[Collected data]
┌──
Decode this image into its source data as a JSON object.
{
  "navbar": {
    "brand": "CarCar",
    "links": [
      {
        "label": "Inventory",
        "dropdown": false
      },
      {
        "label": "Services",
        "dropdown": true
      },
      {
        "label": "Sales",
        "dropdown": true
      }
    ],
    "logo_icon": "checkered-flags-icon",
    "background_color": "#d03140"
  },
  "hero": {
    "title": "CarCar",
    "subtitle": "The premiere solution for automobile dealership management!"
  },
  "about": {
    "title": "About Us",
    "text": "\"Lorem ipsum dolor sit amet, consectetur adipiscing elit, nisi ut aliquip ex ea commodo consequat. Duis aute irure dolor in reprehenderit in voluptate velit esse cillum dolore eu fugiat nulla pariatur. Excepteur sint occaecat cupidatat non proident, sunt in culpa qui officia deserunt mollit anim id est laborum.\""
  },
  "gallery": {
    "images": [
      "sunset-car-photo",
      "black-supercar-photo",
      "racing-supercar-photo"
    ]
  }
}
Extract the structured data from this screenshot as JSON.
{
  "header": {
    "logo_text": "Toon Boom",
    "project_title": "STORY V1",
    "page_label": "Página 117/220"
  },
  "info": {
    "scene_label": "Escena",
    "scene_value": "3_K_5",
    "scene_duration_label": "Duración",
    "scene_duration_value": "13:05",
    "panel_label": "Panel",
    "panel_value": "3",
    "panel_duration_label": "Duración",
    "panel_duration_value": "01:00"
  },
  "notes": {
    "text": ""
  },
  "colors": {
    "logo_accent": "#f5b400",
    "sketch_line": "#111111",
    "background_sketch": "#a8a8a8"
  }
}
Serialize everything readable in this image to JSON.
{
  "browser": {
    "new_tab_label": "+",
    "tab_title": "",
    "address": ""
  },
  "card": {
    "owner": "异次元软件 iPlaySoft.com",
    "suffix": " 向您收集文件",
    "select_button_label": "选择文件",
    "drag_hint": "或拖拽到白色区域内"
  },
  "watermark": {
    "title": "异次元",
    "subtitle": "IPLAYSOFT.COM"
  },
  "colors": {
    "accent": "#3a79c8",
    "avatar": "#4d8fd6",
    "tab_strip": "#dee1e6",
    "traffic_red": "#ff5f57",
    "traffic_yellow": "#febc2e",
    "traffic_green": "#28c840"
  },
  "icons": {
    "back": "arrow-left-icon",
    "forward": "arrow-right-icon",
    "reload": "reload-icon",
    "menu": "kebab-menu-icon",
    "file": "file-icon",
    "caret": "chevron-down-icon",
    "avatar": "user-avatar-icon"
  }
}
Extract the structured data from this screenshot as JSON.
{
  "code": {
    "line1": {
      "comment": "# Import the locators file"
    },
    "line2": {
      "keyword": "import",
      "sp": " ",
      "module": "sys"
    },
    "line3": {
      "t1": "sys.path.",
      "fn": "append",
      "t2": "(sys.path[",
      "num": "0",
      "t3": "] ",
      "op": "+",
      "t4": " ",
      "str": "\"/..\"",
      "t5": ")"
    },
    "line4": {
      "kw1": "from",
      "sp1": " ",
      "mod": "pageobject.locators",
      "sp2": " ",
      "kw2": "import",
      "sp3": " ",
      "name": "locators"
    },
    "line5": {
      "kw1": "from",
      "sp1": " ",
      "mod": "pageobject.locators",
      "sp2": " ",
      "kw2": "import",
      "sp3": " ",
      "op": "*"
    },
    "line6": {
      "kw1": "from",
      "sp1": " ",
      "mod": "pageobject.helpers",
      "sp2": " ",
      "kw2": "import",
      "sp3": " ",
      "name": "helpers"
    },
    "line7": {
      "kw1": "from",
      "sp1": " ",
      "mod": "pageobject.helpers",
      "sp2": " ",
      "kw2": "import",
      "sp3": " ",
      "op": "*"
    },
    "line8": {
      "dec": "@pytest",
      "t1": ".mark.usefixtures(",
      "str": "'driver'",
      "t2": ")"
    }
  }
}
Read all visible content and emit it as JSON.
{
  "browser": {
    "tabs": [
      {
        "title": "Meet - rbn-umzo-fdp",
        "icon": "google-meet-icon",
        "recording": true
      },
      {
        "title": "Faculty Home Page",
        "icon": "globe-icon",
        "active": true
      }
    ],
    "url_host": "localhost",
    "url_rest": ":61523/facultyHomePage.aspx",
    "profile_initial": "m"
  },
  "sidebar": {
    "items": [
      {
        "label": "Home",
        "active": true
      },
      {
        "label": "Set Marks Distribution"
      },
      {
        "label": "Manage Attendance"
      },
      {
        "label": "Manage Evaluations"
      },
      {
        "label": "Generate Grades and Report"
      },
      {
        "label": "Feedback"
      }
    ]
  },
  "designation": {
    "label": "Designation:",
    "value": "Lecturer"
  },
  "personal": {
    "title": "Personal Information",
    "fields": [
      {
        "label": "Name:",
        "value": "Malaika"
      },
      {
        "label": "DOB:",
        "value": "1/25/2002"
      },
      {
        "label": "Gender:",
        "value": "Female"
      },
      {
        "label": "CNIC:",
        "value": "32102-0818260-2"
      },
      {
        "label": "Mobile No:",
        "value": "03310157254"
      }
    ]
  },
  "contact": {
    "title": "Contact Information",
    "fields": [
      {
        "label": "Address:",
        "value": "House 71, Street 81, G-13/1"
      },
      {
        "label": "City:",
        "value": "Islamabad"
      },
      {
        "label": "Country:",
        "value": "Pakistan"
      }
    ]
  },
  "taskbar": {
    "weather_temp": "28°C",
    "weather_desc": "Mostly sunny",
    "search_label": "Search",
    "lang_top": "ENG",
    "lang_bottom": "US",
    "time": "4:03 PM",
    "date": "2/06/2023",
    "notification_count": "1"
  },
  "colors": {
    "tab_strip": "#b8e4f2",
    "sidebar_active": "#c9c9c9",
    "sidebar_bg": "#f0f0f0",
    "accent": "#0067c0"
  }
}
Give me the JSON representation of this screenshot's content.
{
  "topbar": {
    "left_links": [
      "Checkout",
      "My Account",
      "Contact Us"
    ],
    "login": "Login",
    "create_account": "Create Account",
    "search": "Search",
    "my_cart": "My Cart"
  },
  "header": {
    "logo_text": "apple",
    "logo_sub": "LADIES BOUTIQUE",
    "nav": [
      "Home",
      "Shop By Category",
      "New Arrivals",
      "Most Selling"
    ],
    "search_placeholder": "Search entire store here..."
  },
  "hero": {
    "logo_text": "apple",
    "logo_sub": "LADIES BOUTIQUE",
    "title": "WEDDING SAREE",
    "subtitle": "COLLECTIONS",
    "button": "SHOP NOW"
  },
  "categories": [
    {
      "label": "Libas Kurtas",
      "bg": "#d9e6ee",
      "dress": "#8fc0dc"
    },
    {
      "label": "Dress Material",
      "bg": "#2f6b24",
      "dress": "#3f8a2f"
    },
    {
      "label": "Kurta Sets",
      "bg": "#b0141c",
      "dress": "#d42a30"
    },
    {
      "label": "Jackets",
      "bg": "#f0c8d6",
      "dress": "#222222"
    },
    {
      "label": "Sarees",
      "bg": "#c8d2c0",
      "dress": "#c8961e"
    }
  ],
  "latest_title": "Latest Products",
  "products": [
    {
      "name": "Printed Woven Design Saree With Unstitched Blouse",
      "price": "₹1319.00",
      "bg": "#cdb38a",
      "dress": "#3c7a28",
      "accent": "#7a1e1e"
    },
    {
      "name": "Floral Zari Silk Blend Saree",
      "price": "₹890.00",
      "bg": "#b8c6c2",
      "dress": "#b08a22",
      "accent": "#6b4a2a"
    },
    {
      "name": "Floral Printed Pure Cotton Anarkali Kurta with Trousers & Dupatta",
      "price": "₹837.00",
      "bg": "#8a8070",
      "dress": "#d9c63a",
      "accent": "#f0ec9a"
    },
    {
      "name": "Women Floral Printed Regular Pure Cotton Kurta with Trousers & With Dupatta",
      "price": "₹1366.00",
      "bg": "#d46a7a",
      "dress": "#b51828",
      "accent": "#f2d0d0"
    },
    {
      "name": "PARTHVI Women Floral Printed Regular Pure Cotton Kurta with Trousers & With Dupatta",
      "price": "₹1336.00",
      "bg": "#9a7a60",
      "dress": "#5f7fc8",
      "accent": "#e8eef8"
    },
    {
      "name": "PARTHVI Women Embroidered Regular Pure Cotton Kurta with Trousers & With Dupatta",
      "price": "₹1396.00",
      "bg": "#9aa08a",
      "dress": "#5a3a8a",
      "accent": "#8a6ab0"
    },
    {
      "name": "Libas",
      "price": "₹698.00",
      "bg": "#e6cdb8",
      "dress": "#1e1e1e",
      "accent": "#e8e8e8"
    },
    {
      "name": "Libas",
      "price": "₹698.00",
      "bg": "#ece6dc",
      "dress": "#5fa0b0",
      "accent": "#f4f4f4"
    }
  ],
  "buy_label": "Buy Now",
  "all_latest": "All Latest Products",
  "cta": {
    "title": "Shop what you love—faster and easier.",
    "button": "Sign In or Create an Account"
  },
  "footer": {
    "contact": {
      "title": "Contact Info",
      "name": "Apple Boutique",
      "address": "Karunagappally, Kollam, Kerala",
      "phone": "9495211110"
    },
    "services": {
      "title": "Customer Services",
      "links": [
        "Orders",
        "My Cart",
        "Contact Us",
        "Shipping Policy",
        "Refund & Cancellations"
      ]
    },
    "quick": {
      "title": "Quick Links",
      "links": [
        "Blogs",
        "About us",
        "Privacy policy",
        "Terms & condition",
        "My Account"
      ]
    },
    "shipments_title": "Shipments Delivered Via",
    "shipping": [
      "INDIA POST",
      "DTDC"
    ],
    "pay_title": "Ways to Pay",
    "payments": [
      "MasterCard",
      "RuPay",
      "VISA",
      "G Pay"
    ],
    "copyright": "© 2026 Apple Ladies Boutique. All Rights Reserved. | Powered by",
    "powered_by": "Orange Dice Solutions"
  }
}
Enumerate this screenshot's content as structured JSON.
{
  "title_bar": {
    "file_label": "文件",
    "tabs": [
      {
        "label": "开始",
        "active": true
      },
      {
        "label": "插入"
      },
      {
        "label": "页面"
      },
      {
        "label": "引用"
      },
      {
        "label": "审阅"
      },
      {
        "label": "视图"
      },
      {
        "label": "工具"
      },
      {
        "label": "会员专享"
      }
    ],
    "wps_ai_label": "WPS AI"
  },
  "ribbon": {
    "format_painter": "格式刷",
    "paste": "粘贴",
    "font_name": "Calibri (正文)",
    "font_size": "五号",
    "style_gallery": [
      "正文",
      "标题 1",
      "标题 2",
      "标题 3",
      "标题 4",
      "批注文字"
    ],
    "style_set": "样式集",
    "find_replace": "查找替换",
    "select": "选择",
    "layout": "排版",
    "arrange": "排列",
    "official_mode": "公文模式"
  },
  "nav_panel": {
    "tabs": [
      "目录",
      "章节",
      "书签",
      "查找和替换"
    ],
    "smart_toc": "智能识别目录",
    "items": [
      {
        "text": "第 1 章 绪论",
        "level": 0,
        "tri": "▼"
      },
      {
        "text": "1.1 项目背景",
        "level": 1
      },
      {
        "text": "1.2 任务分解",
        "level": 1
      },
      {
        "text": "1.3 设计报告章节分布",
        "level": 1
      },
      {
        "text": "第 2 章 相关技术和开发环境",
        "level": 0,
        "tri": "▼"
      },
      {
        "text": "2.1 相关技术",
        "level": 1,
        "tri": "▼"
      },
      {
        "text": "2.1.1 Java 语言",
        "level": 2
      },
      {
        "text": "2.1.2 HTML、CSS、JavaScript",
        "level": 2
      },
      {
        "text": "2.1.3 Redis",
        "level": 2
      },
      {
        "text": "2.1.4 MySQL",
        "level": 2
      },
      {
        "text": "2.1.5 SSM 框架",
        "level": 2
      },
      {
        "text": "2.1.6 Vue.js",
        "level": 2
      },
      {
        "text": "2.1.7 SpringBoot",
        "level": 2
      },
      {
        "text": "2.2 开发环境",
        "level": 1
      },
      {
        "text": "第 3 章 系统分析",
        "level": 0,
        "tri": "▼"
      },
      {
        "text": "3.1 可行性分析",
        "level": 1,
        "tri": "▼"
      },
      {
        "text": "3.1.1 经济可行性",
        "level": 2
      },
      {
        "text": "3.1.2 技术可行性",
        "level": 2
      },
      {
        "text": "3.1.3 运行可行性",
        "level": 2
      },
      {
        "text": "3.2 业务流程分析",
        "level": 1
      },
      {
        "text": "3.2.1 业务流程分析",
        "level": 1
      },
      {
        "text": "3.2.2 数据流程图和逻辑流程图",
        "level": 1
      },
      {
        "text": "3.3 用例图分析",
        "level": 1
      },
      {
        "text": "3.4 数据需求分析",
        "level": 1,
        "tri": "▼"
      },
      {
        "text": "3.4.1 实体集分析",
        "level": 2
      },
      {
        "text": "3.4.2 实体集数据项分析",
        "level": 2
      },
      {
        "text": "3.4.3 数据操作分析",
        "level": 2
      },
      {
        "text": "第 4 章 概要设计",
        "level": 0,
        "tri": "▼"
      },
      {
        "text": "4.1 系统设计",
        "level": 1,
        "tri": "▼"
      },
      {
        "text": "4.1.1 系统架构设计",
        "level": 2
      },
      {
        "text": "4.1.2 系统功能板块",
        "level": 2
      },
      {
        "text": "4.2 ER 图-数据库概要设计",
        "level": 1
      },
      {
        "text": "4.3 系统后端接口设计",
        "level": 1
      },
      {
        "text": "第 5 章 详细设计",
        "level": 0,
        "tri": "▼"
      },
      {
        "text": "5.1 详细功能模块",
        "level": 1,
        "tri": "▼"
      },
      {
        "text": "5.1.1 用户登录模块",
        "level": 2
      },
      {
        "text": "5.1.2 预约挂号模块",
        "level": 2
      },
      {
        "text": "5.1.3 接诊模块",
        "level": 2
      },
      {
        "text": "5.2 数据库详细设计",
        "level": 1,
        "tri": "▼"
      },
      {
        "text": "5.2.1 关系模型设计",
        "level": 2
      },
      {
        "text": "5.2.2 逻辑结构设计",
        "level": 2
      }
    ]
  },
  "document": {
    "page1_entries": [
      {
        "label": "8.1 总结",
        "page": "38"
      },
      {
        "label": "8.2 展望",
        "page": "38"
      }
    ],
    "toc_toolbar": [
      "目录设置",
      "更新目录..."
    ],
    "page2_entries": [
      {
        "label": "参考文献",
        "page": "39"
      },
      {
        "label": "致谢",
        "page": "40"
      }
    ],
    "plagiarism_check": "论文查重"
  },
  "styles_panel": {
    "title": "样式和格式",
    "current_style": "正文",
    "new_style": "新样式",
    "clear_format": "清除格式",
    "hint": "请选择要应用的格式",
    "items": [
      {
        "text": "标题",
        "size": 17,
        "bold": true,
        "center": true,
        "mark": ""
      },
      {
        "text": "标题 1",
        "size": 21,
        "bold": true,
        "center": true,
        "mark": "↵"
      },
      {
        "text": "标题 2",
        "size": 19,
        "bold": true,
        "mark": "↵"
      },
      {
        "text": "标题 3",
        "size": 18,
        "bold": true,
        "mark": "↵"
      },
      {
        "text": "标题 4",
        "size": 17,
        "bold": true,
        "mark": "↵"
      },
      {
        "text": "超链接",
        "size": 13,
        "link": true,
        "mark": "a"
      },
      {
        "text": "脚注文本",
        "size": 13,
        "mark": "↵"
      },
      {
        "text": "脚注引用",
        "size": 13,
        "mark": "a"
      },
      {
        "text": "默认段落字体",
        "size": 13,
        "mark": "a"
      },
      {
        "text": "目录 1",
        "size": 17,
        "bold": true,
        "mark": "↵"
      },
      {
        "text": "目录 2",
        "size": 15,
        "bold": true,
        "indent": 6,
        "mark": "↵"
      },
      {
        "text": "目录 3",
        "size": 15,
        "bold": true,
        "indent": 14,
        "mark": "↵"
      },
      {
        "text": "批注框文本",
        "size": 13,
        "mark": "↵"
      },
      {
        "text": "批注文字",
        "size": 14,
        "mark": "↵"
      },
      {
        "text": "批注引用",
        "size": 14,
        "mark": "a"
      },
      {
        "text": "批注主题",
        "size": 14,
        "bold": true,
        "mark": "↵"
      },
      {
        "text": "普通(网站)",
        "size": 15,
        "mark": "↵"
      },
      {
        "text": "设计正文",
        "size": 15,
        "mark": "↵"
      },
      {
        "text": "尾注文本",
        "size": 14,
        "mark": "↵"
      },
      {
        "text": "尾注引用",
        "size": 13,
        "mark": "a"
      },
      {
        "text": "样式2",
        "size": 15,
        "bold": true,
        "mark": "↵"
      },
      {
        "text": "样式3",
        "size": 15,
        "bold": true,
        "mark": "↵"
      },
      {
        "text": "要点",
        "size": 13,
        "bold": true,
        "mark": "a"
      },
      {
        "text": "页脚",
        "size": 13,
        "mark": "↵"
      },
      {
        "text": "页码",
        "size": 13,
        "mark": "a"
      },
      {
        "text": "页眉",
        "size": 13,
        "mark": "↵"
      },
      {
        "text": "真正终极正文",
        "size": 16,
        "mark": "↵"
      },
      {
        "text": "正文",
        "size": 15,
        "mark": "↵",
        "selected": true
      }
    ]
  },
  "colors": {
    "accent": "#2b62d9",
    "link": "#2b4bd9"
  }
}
└──
* _Task description_
Among the records above, find each line holding the string "Account" and pull it out.

* _Finished answer_
      "My Account",
    "create_account": "Create Account",
    "button": "Sign In or Create an Account"
        "My Account"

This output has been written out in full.